WHAT YOU ARE ASKED TO DO: Return every entry exactly as written.

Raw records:
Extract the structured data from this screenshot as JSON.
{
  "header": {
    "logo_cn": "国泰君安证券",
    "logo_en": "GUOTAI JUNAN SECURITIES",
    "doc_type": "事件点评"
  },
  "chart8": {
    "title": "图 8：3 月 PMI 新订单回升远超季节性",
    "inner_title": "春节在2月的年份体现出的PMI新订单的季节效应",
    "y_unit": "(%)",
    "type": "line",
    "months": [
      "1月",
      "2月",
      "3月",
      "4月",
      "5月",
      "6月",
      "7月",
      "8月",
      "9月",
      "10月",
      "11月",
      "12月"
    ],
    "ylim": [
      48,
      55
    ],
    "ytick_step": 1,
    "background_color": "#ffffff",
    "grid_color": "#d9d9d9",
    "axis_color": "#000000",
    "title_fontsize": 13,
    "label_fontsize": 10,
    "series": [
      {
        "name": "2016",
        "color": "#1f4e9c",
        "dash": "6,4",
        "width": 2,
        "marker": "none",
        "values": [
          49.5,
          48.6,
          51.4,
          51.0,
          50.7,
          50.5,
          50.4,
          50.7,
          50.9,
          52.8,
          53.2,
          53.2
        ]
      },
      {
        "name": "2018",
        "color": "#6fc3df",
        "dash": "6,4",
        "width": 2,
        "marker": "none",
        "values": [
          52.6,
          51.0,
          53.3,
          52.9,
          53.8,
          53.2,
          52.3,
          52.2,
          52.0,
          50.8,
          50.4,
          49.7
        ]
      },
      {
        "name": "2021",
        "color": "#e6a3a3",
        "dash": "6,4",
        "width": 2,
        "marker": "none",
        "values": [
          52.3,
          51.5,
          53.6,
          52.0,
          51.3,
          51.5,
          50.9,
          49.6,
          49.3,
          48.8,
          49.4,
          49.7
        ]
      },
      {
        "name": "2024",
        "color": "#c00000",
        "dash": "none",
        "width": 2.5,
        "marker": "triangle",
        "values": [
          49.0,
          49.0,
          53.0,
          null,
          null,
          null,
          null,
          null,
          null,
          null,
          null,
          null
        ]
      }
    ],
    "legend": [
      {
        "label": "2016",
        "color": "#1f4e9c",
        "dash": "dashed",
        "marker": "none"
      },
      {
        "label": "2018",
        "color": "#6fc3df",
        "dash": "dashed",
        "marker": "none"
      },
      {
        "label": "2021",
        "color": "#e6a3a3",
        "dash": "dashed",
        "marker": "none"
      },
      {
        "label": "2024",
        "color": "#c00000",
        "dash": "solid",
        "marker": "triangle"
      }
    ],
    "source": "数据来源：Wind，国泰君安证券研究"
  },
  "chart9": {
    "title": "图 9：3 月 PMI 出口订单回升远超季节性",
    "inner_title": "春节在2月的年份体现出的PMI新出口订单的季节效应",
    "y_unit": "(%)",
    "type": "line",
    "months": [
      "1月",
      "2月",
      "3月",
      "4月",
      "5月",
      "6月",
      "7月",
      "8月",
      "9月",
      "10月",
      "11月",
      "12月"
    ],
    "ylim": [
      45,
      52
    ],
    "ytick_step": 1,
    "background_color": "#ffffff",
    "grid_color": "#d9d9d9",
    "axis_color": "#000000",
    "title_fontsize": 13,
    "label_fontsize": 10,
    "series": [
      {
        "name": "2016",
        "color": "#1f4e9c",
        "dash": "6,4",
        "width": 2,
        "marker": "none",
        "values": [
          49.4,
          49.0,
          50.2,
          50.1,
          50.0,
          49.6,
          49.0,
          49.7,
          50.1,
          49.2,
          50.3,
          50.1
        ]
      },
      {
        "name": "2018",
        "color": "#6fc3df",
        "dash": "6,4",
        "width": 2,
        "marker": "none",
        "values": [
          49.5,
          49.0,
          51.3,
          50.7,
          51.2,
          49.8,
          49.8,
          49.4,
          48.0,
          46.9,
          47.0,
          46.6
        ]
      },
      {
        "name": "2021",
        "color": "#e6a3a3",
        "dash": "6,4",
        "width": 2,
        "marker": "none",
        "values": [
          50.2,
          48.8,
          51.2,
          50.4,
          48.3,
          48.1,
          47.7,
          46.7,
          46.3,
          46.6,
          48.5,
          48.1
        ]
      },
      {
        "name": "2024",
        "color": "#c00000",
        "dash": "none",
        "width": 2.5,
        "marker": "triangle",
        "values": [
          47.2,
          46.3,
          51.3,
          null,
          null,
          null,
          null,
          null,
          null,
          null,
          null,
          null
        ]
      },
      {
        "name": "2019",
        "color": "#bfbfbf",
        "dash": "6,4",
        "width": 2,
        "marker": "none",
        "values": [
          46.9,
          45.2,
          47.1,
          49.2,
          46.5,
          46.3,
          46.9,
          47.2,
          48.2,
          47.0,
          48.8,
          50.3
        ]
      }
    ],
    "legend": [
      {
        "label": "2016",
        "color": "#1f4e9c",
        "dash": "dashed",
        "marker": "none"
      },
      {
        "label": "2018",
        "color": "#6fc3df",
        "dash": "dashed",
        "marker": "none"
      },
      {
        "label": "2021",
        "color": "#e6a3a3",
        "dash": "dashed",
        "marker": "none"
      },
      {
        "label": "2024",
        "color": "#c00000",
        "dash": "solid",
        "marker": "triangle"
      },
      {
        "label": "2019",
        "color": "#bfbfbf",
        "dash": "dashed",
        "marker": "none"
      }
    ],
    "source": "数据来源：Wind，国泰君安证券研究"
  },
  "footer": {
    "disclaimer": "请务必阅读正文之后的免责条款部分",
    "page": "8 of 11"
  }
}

EXERCISE ANSWER:
Extract the structured data from this screenshot as JSON.
{
  "header": {
    "logo_cn": "国泰君安证券",
    "logo_en": "GUOTAI JUNAN SECURITIES",
    "doc_type": "事件点评"
  },
  "chart8": {
    "title": "图 8：3 月 PMI 新订单回升远超季节性",
    "inner_title": "春节在2月的年份体现出的PMI新订单的季节效应",
    "y_unit": "(%)",
    "type": "line",
    "months": [
      "1月",
      "2月",
      "3月",
      "4月",
      "5月",
      "6月",
      "7月",
      "8月",
      "9月",
      "10月",
      "11月",
      "12月"
    ],
    "ylim": [
      48,
      55
    ],
    "ytick_step": 1,
    "background_color": "#ffffff",
    "grid_color": "#d9d9d9",
    "axis_color": "#000000",
    "title_fontsize": 13,
    "label_fontsize": 10,
    "series": [
      {
        "name": "2016",
        "color": "#1f4e9c",
        "dash": "6,4",
        "width": 2,
        "marker": "none",
        "values": [
          49.5,
          48.6,
          51.4,
          51.0,
          50.7,
          50.5,
          50.4,
          50.7,
          50.9,
          52.8,
          53.2,
          53.2
        ]
      },
      {
        "name": "2018",
        "color": "#6fc3df",
        "dash": "6,4",
        "width": 2,
        "marker": "none",
        "values": [
          52.6,
          51.0,
          53.3,
          52.9,
          53.8,
          53.2,
          52.3,
          52.2,
          52.0,
          50.8,
          50.4,
          49.7
        ]
      },
      {
        "name": "2021",
        "color": "#e6a3a3",
        "dash": "6,4",
        "width": 2,
        "marker": "none",
        "values": [
          52.3,
          51.5,
          53.6,
          52.0,
          51.3,
          51.5,
          50.9,
          49.6,
          49.3,
          48.8,
          49.4,
          49.7
        ]
      },
      {
        "name": "2024",
        "color": "#c00000",
        "dash": "none",
        "width": 2.5,
        "marker": "triangle",
        "values": [
          49.0,
          49.0,
          53.0,
          null,
          null,
          null,
          null,
          null,
          null,
          null,
          null,
          null
        ]
      }
    ],
    "legend": [
      {
        "label": "2016",
        "color": "#1f4e9c",
        "dash": "dashed",
        "marker": "none"
      },
      {
        "label": "2018",
        "color": "#6fc3df",
        "dash": "dashed",
        "marker": "none"
      },
      {
        "label": "2021",
        "color": "#e6a3a3",
        "dash": "dashed",
        "marker": "none"
      },
      {
        "label": "2024",
        "color": "#c00000",
        "dash": "solid",
        "marker": "triangle"
      }
    ],
    "source": "数据来源：Wind，国泰君安证券研究"
  },
  "chart9": {
    "title": "图 9：3 月 PMI 出口订单回升远超季节性",
    "inner_title": "春节在2月的年份体现出的PMI新出口订单的季节效应",
    "y_unit": "(%)",
    "type": "line",
    "months": [
      "1月",
      "2月",
      "3月",
      "4月",
      "5月",
      "6月",
      "7月",
      "8月",
      "9月",
      "10月",
      "11月",
      "12月"
    ],
    "ylim": [
      45,
      52
    ],
    "ytick_step": 1,
    "background_color": "#ffffff",
    "grid_color": "#d9d9d9",
    "axis_color": "#000000",
    "title_fontsize": 13,
    "label_fontsize": 10,
    "series": [
      {
        "name": "2016",
        "color": "#1f4e9c",
        "dash": "6,4",
        "width": 2,
        "marker": "none",
        "values": [
          49.4,
          49.0,
          50.2,
          50.1,
          50.0,
          49.6,
          49.0,
          49.7,
          50.1,
          49.2,
          50.3,
          50.1
        ]
      },
      {
        "name": "2018",
        "color": "#6fc3df",
        "dash": "6,4",
        "width": 2,
        "marker": "none",
        "values": [
          49.5,
          49.0,
          51.3,
          50.7,
          51.2,
          49.8,
          49.8,
          49.4,
          48.0,
          46.9,
          47.0,
          46.6
        ]
      },
      {
        "name": "2021",
        "color": "#e6a3a3",
        "dash": "6,4",
        "width": 2,
        "marker": "none",
        "values": [
          50.2,
          48.8,
          51.2,
          50.4,
          48.3,
          48.1,
          47.7,
          46.7,
          46.3,
          46.6,
          48.5,
          48.1
        ]
      },
      {
        "name": "2024",
        "color": "#c00000",
        "dash": "none",
        "width": 2.5,
        "marker": "triangle",
        "values": [
          47.2,
          46.3,
          51.3,
          null,
          null,
          null,
          null,
          null,
          null,
          null,
          null,
          null
        ]
      },
      {
        "name": "2019",
        "color": "#bfbfbf",
        "dash": "6,4",
        "width": 2,
        "marker": "none",
        "values": [
          46.9,
          45.2,
          47.1,
          49.2,
          46.5,
          46.3,
          46.9,
          47.2,
          48.2,
          47.0,
          48.8,
          50.3
        ]
      }
    ],
    "legend": [
      {
        "label": "2016",
        "color": "#1f4e9c",
        "dash": "dashed",
        "marker": "none"
      },
      {
        "label": "2018",
        "color": "#6fc3df",
        "dash": "dashed",
        "marker": "none"
      },
      {
        "label": "2021",
        "color": "#e6a3a3",
        "dash": "dashed",
        "marker": "none"
      },
      {
        "label": "2024",
        "color": "#c00000",
        "dash": "solid",
        "marker": "triangle"
      },
      {
        "label": "2019",
        "color": "#bfbfbf",
        "dash": "dashed",
        "marker": "none"
      }
    ],
    "source": "数据来源：Wind，国泰君安证券研究"
  },
  "footer": {
    "disclaimer": "请务必阅读正文之后的免责条款部分",
    "page": "8 of 11"
  }
}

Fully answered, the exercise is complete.